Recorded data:

* * *

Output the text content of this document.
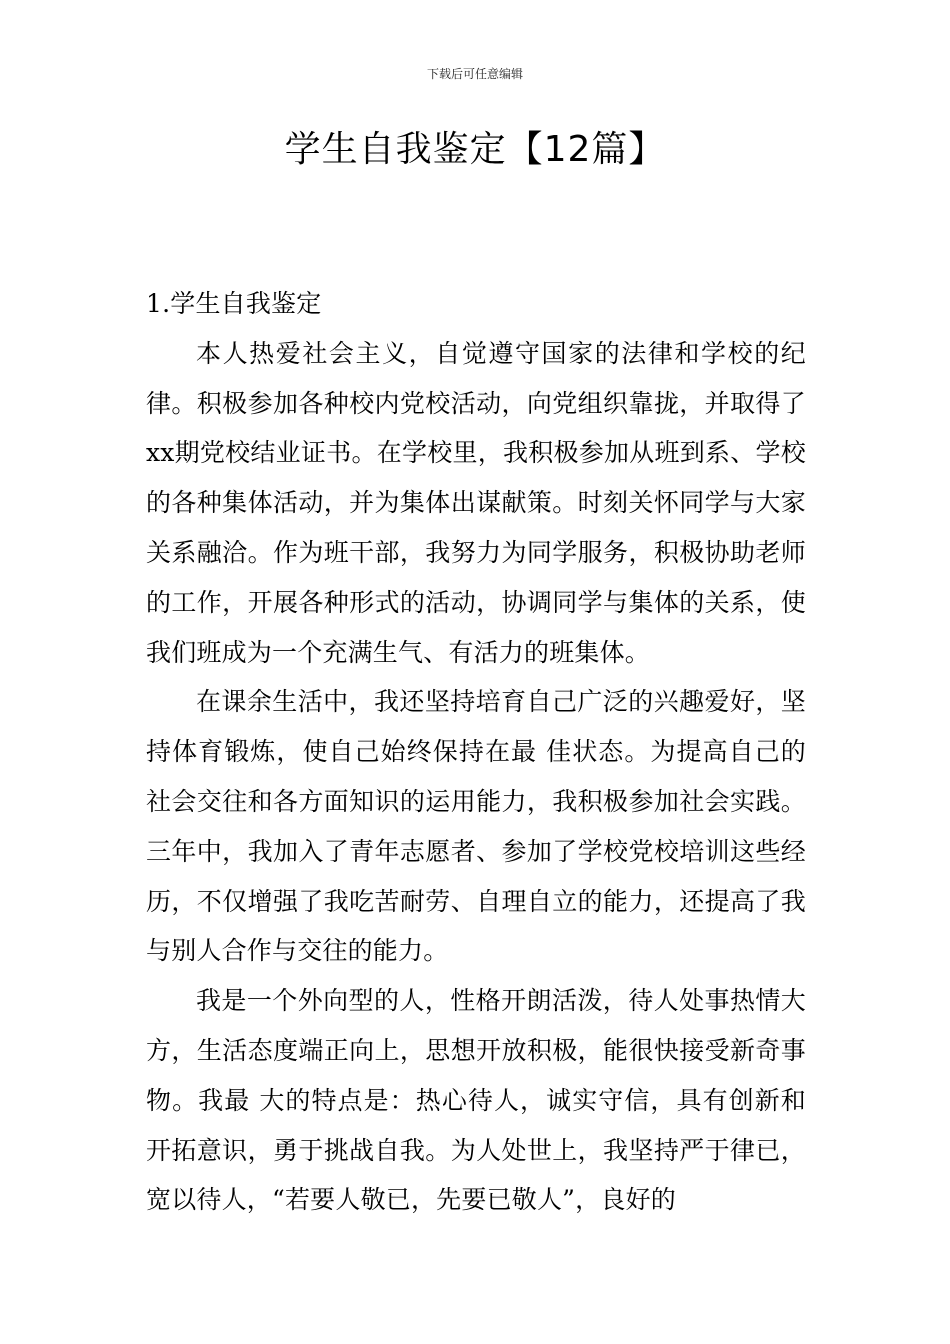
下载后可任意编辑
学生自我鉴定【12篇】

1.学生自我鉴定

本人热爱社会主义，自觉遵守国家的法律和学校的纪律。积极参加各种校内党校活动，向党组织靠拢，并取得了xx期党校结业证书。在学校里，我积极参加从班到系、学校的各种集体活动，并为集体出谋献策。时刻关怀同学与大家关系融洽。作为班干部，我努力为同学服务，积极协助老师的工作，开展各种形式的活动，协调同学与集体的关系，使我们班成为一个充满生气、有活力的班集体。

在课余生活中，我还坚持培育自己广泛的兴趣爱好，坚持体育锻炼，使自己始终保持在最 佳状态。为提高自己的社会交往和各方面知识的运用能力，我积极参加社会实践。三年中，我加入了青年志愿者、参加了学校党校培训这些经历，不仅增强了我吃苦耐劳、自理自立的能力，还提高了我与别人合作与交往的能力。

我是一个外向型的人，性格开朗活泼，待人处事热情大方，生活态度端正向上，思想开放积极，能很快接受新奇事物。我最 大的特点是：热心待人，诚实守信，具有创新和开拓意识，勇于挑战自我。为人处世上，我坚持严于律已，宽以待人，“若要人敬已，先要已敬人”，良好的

* * *

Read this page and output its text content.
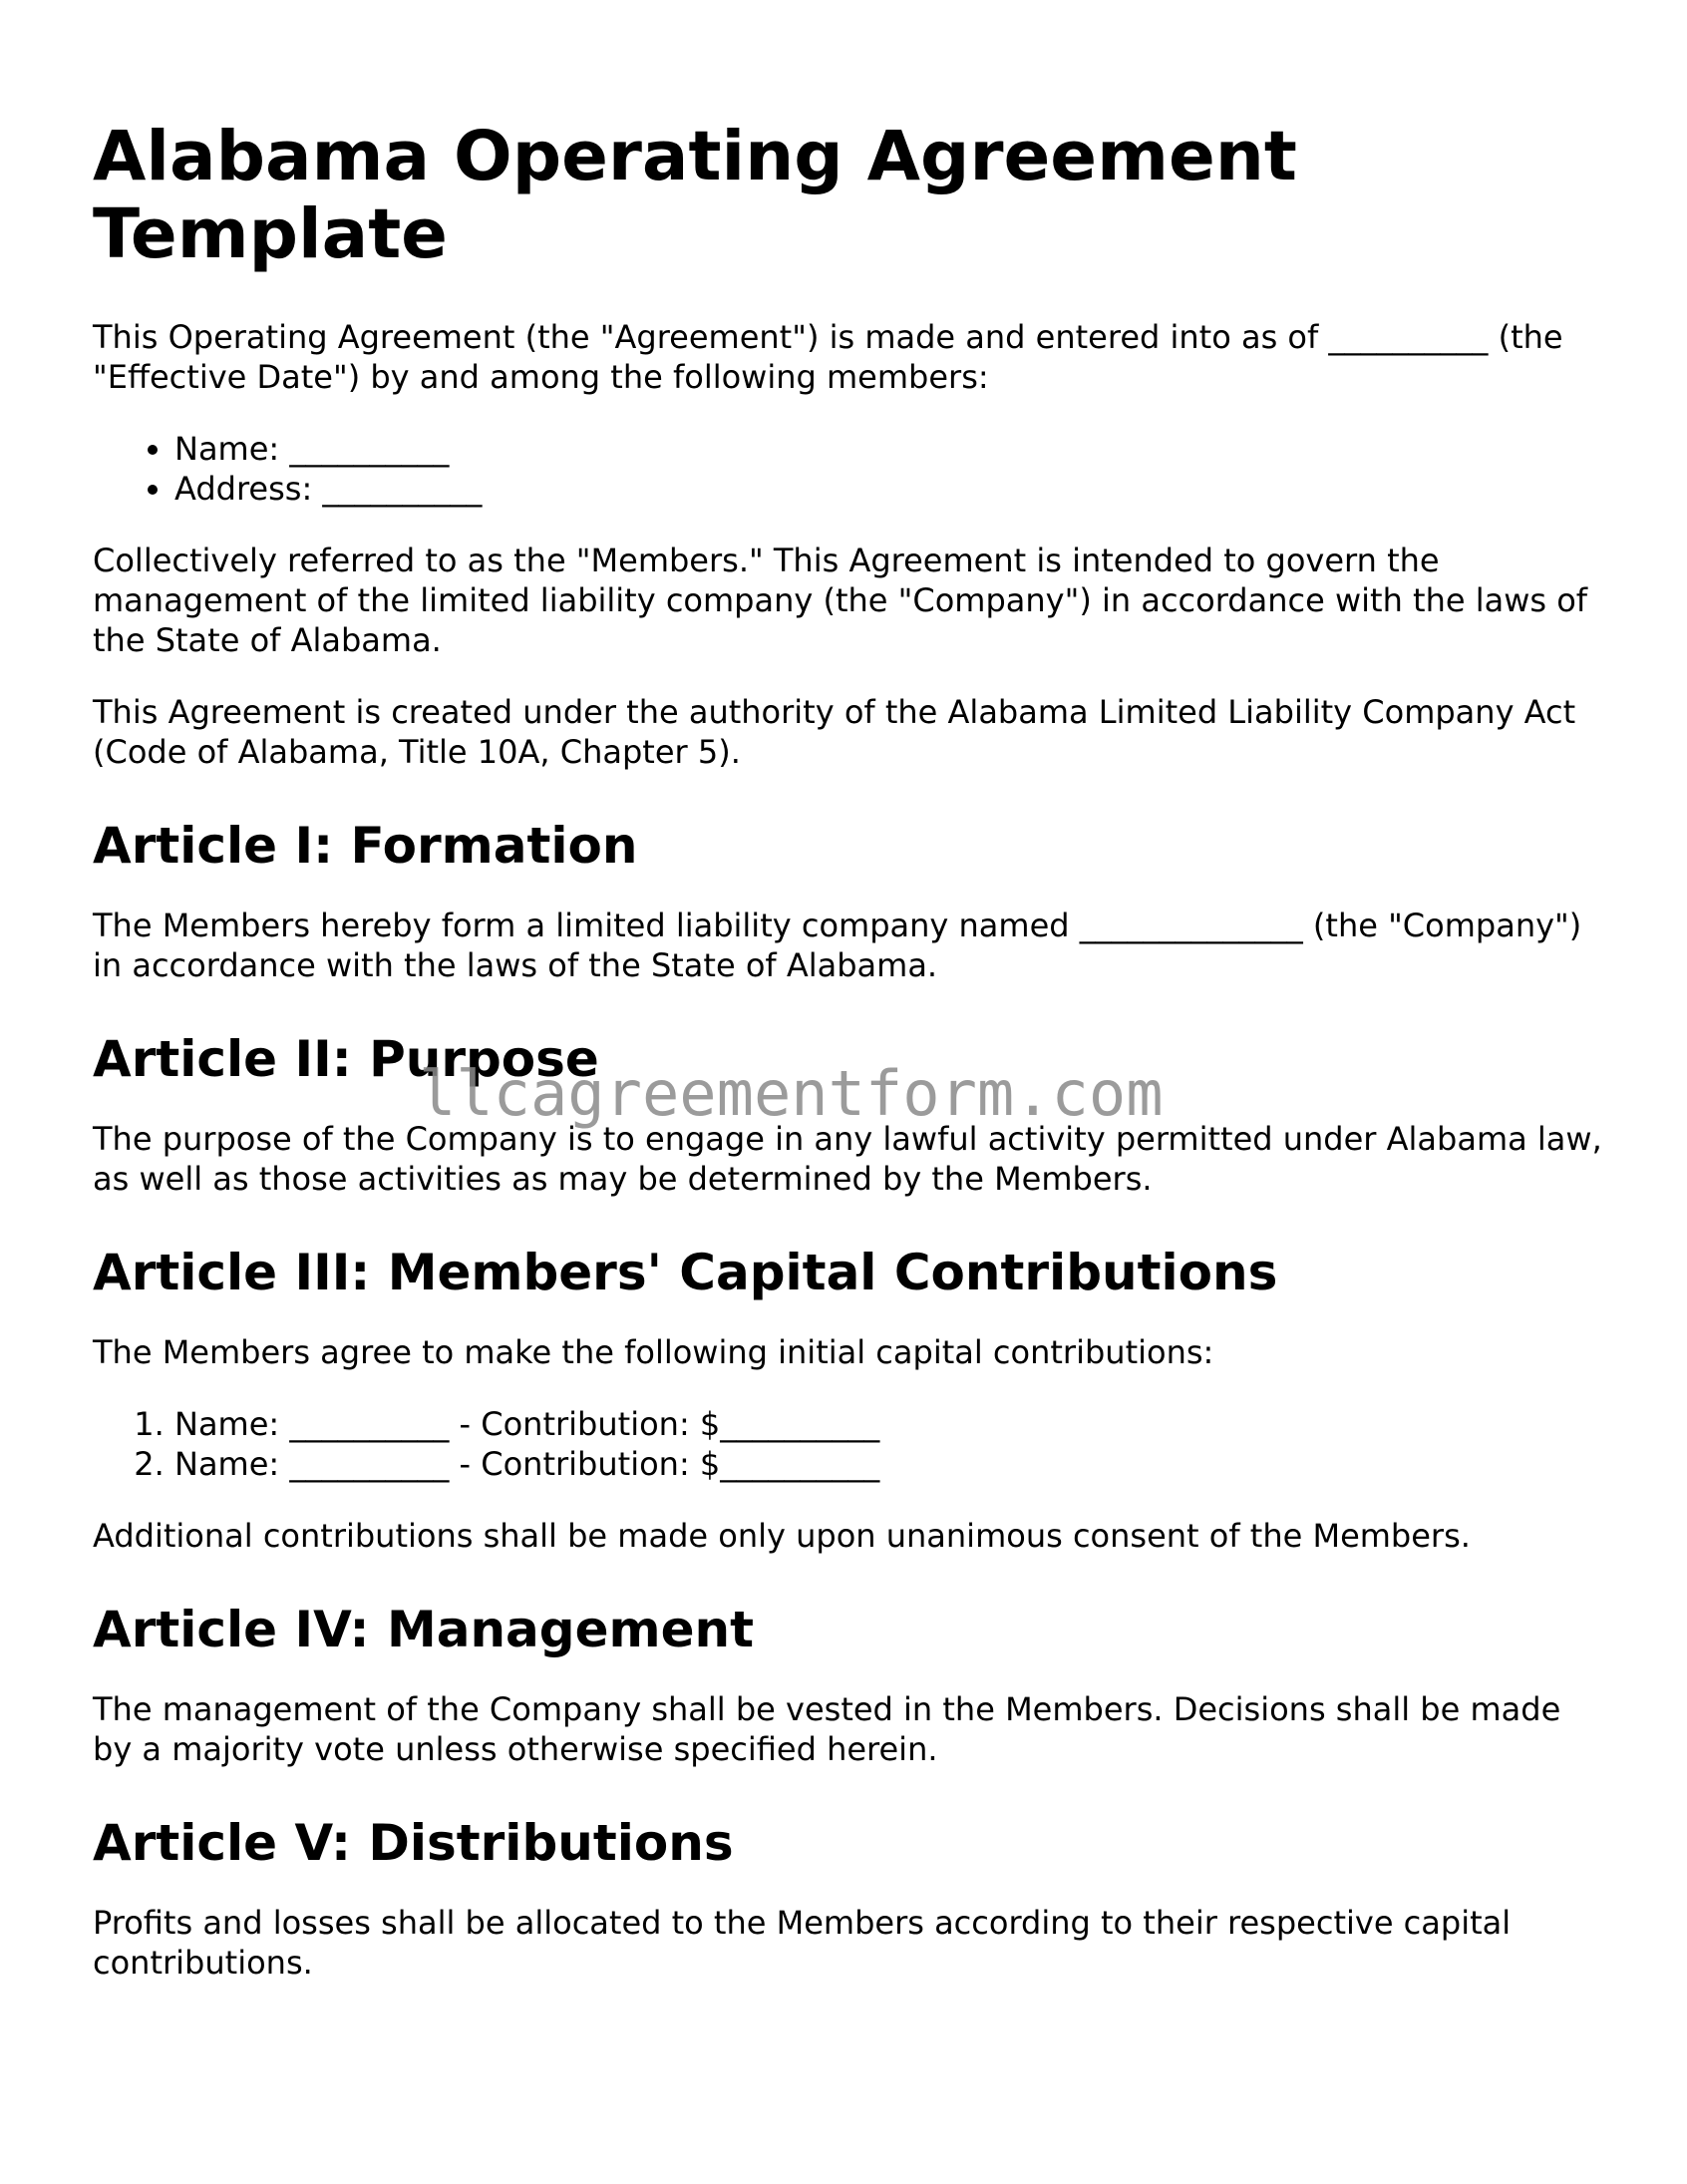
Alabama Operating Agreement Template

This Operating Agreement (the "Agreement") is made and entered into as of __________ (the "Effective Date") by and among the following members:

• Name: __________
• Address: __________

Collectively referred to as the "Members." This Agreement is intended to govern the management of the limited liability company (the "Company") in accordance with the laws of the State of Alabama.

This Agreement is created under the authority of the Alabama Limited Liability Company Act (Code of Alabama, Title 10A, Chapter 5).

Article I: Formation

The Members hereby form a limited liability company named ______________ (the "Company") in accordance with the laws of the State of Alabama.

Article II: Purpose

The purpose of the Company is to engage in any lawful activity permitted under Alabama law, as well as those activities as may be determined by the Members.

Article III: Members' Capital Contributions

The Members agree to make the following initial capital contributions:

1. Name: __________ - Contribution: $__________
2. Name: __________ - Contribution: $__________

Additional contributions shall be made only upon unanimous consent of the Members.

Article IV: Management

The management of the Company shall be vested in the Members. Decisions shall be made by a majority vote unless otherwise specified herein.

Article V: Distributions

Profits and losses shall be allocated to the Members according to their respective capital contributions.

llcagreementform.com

* * *

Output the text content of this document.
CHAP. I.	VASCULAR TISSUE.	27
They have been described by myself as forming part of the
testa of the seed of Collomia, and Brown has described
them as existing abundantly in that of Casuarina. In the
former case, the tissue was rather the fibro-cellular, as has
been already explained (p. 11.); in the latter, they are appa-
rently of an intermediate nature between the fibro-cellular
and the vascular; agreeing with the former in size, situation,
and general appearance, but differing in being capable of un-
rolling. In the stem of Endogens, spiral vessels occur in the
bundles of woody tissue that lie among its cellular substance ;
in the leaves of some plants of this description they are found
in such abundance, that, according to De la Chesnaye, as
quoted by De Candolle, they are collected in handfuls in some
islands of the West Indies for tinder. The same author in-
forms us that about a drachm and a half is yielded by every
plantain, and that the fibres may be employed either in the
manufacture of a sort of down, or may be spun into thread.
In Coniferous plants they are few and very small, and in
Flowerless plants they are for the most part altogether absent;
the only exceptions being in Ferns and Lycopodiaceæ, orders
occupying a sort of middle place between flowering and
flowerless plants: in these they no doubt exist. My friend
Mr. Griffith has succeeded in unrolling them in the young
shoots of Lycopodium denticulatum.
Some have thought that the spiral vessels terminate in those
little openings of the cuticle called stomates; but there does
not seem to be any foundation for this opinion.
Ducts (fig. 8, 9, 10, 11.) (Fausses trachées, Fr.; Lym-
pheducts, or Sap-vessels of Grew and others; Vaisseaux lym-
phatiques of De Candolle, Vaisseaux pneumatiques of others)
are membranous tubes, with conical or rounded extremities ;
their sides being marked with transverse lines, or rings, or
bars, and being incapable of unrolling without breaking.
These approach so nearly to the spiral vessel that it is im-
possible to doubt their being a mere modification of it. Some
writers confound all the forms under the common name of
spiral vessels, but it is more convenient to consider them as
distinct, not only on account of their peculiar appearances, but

* * *

**DIRECTIONS FOR THIS TASK**
Check every line of the data above for the string "shall", and copy those that have it.

**SOLUTION**
Additional contributions shall be made only upon unanimous consent of the Members.
The management of the Company shall be vested in the Members. Decisions shall be made by a majority vote unless otherwise specified herein.
Profits and losses shall be allocated to the Members according to their respective capital contributions.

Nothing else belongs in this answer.